(Itens armazenados do conjunto de dados)
════════
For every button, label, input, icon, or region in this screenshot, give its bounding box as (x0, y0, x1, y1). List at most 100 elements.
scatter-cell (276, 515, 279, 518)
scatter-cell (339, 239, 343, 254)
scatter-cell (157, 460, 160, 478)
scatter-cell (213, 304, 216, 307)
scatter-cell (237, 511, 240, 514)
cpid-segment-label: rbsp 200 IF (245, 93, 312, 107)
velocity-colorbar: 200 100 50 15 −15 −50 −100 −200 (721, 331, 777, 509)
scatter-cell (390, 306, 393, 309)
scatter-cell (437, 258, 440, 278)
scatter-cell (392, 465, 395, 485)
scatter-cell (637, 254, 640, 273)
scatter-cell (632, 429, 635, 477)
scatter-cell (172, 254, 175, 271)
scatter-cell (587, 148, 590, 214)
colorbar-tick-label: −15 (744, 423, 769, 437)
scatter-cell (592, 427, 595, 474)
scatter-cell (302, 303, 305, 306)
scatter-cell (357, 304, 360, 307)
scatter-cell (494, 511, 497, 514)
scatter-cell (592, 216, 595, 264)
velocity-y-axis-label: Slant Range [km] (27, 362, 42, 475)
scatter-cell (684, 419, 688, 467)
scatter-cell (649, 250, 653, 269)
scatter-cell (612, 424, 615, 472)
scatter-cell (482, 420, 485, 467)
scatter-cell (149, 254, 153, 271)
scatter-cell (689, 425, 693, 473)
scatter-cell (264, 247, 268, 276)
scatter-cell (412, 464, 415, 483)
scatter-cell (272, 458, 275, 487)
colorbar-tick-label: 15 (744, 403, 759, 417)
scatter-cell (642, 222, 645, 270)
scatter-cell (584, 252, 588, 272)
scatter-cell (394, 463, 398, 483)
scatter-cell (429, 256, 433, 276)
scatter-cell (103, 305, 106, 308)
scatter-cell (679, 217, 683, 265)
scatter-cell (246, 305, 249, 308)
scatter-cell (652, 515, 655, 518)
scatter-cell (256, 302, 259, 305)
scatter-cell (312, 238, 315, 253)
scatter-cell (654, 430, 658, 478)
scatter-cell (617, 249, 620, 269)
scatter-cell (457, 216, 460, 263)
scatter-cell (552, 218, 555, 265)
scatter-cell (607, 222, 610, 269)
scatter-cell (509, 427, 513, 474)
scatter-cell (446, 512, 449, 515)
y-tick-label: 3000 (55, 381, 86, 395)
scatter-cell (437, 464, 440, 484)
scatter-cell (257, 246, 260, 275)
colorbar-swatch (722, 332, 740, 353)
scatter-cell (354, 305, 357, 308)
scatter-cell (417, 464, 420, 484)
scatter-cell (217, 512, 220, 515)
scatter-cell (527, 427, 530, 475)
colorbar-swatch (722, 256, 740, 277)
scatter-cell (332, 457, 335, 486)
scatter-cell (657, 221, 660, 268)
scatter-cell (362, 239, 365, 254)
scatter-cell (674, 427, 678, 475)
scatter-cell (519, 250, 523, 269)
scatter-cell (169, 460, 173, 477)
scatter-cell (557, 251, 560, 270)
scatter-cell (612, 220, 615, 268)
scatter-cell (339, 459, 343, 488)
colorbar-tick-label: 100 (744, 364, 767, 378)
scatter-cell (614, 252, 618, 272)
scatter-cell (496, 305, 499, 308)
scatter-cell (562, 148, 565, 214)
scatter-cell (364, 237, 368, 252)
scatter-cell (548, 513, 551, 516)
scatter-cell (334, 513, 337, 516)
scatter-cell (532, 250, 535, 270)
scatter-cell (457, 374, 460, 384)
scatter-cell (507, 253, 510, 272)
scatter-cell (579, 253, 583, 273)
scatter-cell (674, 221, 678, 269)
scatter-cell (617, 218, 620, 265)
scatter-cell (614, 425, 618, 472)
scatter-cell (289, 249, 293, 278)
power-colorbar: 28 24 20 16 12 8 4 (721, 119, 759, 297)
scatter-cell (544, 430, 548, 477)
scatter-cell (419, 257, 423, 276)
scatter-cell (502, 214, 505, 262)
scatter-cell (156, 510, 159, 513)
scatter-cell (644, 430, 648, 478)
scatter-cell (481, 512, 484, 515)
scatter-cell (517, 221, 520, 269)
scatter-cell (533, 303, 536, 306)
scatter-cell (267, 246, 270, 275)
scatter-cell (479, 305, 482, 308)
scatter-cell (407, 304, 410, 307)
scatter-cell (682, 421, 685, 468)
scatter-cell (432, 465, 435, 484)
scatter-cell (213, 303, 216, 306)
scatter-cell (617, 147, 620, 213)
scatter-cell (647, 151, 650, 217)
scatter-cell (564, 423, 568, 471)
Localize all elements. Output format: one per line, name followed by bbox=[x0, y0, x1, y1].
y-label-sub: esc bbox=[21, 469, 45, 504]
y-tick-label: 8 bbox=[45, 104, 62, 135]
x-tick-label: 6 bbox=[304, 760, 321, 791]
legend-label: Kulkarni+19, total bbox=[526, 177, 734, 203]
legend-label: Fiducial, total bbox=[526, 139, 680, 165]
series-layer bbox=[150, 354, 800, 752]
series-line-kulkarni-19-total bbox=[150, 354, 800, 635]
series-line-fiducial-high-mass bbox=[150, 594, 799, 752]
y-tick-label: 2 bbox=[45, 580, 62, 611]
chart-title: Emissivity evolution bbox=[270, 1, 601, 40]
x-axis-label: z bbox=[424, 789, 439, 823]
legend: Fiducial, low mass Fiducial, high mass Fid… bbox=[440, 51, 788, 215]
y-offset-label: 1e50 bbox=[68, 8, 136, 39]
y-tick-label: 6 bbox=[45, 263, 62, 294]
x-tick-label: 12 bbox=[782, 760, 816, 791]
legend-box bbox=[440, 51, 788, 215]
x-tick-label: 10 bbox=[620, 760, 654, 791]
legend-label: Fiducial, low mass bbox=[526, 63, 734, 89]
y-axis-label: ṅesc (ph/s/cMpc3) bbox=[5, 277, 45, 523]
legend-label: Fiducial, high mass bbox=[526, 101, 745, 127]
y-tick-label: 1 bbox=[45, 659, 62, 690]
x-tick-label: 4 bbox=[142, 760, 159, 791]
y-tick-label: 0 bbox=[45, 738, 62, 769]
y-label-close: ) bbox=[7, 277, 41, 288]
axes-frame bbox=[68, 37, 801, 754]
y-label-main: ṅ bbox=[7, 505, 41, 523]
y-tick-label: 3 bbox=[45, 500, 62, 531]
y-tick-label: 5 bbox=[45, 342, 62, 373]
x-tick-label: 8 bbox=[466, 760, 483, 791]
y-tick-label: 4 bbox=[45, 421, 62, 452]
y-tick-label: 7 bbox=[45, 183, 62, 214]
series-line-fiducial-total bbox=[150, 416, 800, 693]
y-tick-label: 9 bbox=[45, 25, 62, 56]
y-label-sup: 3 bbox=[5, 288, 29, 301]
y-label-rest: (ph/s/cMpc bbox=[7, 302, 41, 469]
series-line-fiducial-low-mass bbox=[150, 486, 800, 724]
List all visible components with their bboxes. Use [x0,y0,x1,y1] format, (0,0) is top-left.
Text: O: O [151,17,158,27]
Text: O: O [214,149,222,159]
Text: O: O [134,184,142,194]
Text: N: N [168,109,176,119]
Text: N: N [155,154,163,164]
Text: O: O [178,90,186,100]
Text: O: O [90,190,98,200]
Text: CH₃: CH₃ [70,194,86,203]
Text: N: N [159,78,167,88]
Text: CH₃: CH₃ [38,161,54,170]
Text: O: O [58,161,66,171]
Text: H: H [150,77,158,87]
════════
**Instruções e requisitos**
Reproduza todos os registros acima, linha por linha, sem alterar nada.

**Resposta do exercício**
For every button, label, input, icon, or region in this screenshot, give its bounding box as (x0, y0, x1, y1). List at most 100 elements.
scatter-cell (276, 515, 279, 518)
scatter-cell (339, 239, 343, 254)
scatter-cell (157, 460, 160, 478)
scatter-cell (213, 304, 216, 307)
scatter-cell (237, 511, 240, 514)
cpid-segment-label: rbsp 200 IF (245, 93, 312, 107)
velocity-colorbar: 200 100 50 15 −15 −50 −100 −200 (721, 331, 777, 509)
scatter-cell (390, 306, 393, 309)
scatter-cell (437, 258, 440, 278)
scatter-cell (392, 465, 395, 485)
scatter-cell (637, 254, 640, 273)
scatter-cell (632, 429, 635, 477)
scatter-cell (172, 254, 175, 271)
scatter-cell (587, 148, 590, 214)
colorbar-tick-label: −15 (744, 423, 769, 437)
scatter-cell (592, 427, 595, 474)
scatter-cell (302, 303, 305, 306)
scatter-cell (357, 304, 360, 307)
scatter-cell (494, 511, 497, 514)
scatter-cell (592, 216, 595, 264)
velocity-y-axis-label: Slant Range [km] (27, 362, 42, 475)
scatter-cell (684, 419, 688, 467)
scatter-cell (649, 250, 653, 269)
scatter-cell (612, 424, 615, 472)
scatter-cell (482, 420, 485, 467)
scatter-cell (149, 254, 153, 271)
scatter-cell (689, 425, 693, 473)
scatter-cell (264, 247, 268, 276)
scatter-cell (412, 464, 415, 483)
scatter-cell (272, 458, 275, 487)
colorbar-tick-label: 15 (744, 403, 759, 417)
scatter-cell (642, 222, 645, 270)
scatter-cell (584, 252, 588, 272)
scatter-cell (394, 463, 398, 483)
scatter-cell (429, 256, 433, 276)
scatter-cell (103, 305, 106, 308)
scatter-cell (679, 217, 683, 265)
scatter-cell (246, 305, 249, 308)
scatter-cell (652, 515, 655, 518)
scatter-cell (256, 302, 259, 305)
scatter-cell (312, 238, 315, 253)
scatter-cell (654, 430, 658, 478)
scatter-cell (617, 249, 620, 269)
scatter-cell (457, 216, 460, 263)
scatter-cell (552, 218, 555, 265)
scatter-cell (607, 222, 610, 269)
scatter-cell (509, 427, 513, 474)
scatter-cell (446, 512, 449, 515)
y-tick-label: 3000 (55, 381, 86, 395)
scatter-cell (437, 464, 440, 484)
scatter-cell (257, 246, 260, 275)
colorbar-swatch (722, 332, 740, 353)
scatter-cell (354, 305, 357, 308)
scatter-cell (417, 464, 420, 484)
scatter-cell (217, 512, 220, 515)
scatter-cell (527, 427, 530, 475)
colorbar-swatch (722, 256, 740, 277)
scatter-cell (332, 457, 335, 486)
scatter-cell (657, 221, 660, 268)
scatter-cell (362, 239, 365, 254)
scatter-cell (674, 427, 678, 475)
scatter-cell (519, 250, 523, 269)
scatter-cell (169, 460, 173, 477)
scatter-cell (557, 251, 560, 270)
scatter-cell (612, 220, 615, 268)
scatter-cell (339, 459, 343, 488)
colorbar-tick-label: 100 (744, 364, 767, 378)
scatter-cell (614, 252, 618, 272)
scatter-cell (496, 305, 499, 308)
scatter-cell (562, 148, 565, 214)
scatter-cell (364, 237, 368, 252)
scatter-cell (548, 513, 551, 516)
scatter-cell (334, 513, 337, 516)
scatter-cell (532, 250, 535, 270)
scatter-cell (457, 374, 460, 384)
scatter-cell (507, 253, 510, 272)
scatter-cell (579, 253, 583, 273)
scatter-cell (674, 221, 678, 269)
scatter-cell (617, 218, 620, 265)
scatter-cell (614, 425, 618, 472)
scatter-cell (289, 249, 293, 278)
power-colorbar: 28 24 20 16 12 8 4 (721, 119, 759, 297)
scatter-cell (544, 430, 548, 477)
scatter-cell (419, 257, 423, 276)
scatter-cell (502, 214, 505, 262)
scatter-cell (156, 510, 159, 513)
scatter-cell (644, 430, 648, 478)
scatter-cell (481, 512, 484, 515)
scatter-cell (517, 221, 520, 269)
scatter-cell (533, 303, 536, 306)
scatter-cell (267, 246, 270, 275)
scatter-cell (479, 305, 482, 308)
scatter-cell (407, 304, 410, 307)
scatter-cell (682, 421, 685, 468)
scatter-cell (432, 465, 435, 484)
scatter-cell (213, 303, 216, 306)
scatter-cell (617, 147, 620, 213)
scatter-cell (647, 151, 650, 217)
scatter-cell (564, 423, 568, 471)
Localize all elements. Output format: one per line, name followed by bbox=[x0, y0, x1, y1].
y-label-sub: esc bbox=[21, 469, 45, 504]
y-tick-label: 8 bbox=[45, 104, 62, 135]
x-tick-label: 6 bbox=[304, 760, 321, 791]
legend-label: Kulkarni+19, total bbox=[526, 177, 734, 203]
legend-label: Fiducial, total bbox=[526, 139, 680, 165]
series-layer bbox=[150, 354, 800, 752]
series-line-kulkarni-19-total bbox=[150, 354, 800, 635]
series-line-fiducial-high-mass bbox=[150, 594, 799, 752]
y-tick-label: 2 bbox=[45, 580, 62, 611]
chart-title: Emissivity evolution bbox=[270, 1, 601, 40]
x-axis-label: z bbox=[424, 789, 439, 823]
legend: Fiducial, low mass Fiducial, high mass Fid… bbox=[440, 51, 788, 215]
y-offset-label: 1e50 bbox=[68, 8, 136, 39]
y-tick-label: 6 bbox=[45, 263, 62, 294]
x-tick-label: 12 bbox=[782, 760, 816, 791]
legend-box bbox=[440, 51, 788, 215]
x-tick-label: 10 bbox=[620, 760, 654, 791]
legend-label: Fiducial, low mass bbox=[526, 63, 734, 89]
y-axis-label: ṅesc (ph/s/cMpc3) bbox=[5, 277, 45, 523]
legend-label: Fiducial, high mass bbox=[526, 101, 745, 127]
y-tick-label: 1 bbox=[45, 659, 62, 690]
x-tick-label: 4 bbox=[142, 760, 159, 791]
y-tick-label: 0 bbox=[45, 738, 62, 769]
y-label-close: ) bbox=[7, 277, 41, 288]
axes-frame bbox=[68, 37, 801, 754]
y-label-main: ṅ bbox=[7, 505, 41, 523]
y-tick-label: 3 bbox=[45, 500, 62, 531]
y-tick-label: 5 bbox=[45, 342, 62, 373]
x-tick-label: 8 bbox=[466, 760, 483, 791]
y-tick-label: 4 bbox=[45, 421, 62, 452]
y-tick-label: 7 bbox=[45, 183, 62, 214]
series-line-fiducial-total bbox=[150, 416, 800, 693]
y-tick-label: 9 bbox=[45, 25, 62, 56]
y-label-sup: 3 bbox=[5, 288, 29, 301]
y-label-rest: (ph/s/cMpc bbox=[7, 302, 41, 469]
series-line-fiducial-low-mass bbox=[150, 486, 800, 724]
List all visible components with their bboxes. Use [x0,y0,x1,y1] format, (0,0) is top-left.
Text: O: O [151,17,158,27]
Text: O: O [214,149,222,159]
Text: O: O [134,184,142,194]
Text: N: N [168,109,176,119]
Text: N: N [155,154,163,164]
Text: O: O [178,90,186,100]
Text: O: O [90,190,98,200]
Text: CH₃: CH₃ [70,194,86,203]
Text: N: N [159,78,167,88]
Text: CH₃: CH₃ [38,161,54,170]
Text: O: O [58,161,66,171]
Text: H: H [150,77,158,87]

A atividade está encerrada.